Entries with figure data

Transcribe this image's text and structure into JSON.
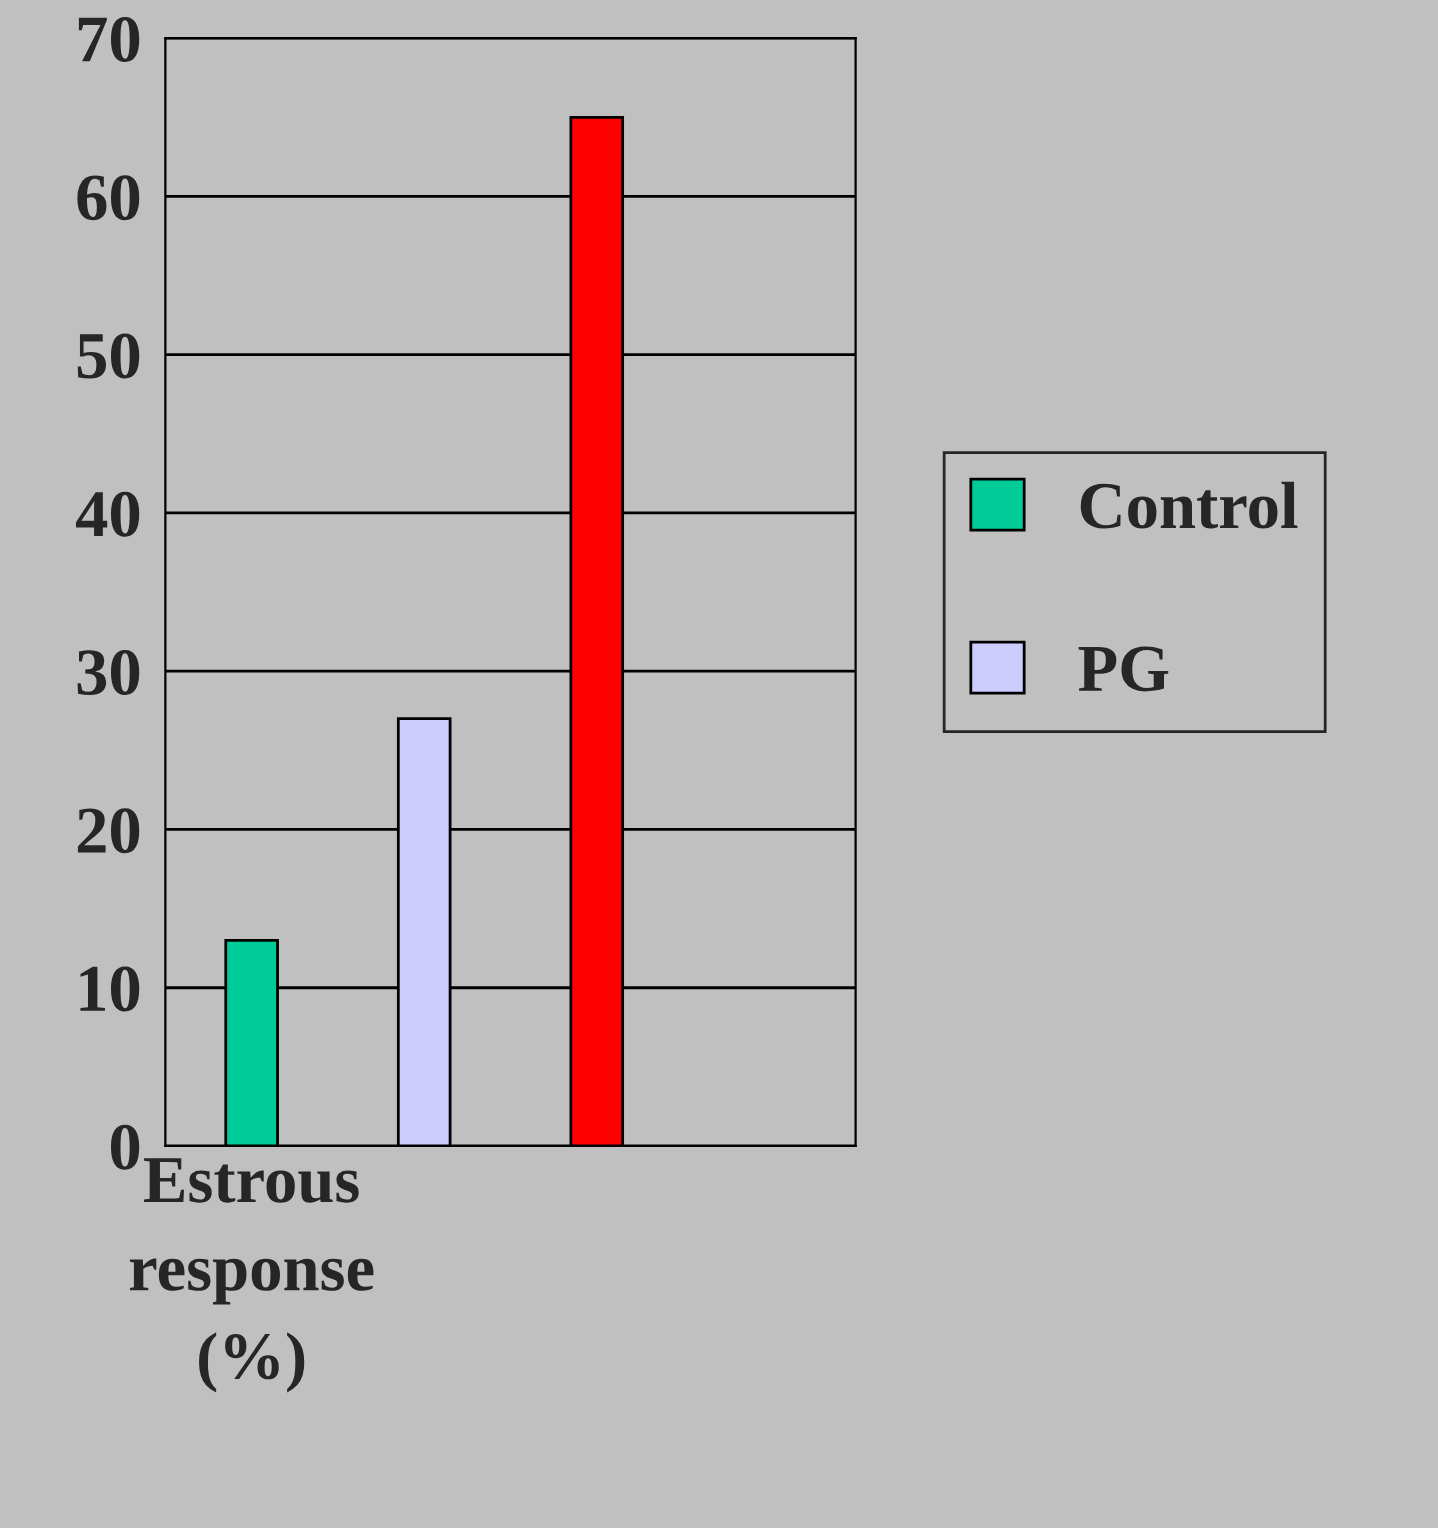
{
  "chart_data": {
    "type": "bar",
    "categories": [
      "Estrous\nresponse\n(%)",
      null,
      null,
      null
    ],
    "series": [
      {
        "name": "Control",
        "color": "#00cc99",
        "values": [
          13,
          null,
          null,
          null
        ]
      },
      {
        "name": "PG",
        "color": "#ccccff",
        "values": [
          null,
          27,
          null,
          null
        ]
      },
      {
        "color": "#ff0000",
        "values": [
          null,
          null,
          65,
          null
        ]
      }
    ],
    "ylim": [
      0,
      70
    ],
    "yticks": [
      0,
      10,
      20,
      30,
      40,
      50,
      60,
      70
    ],
    "grid": "y",
    "legend": "right"
  }
}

TASK OBJECTIVE. The data above needs to be retyped exactly, with the images left out.

THE SOLUTION.
Transcribe this image's text and structure into JSON.
{
  "chart_data": {
    "type": "bar",
    "categories": [
      "Estrous\nresponse\n(%)",
      null,
      null,
      null
    ],
    "series": [
      {
        "name": "Control",
        "color": "#00cc99",
        "values": [
          13,
          null,
          null,
          null
        ]
      },
      {
        "name": "PG",
        "color": "#ccccff",
        "values": [
          null,
          27,
          null,
          null
        ]
      },
      {
        "color": "#ff0000",
        "values": [
          null,
          null,
          65,
          null
        ]
      }
    ],
    "ylim": [
      0,
      70
    ],
    "yticks": [
      0,
      10,
      20,
      30,
      40,
      50,
      60,
      70
    ],
    "grid": "y",
    "legend": "right"
  }
}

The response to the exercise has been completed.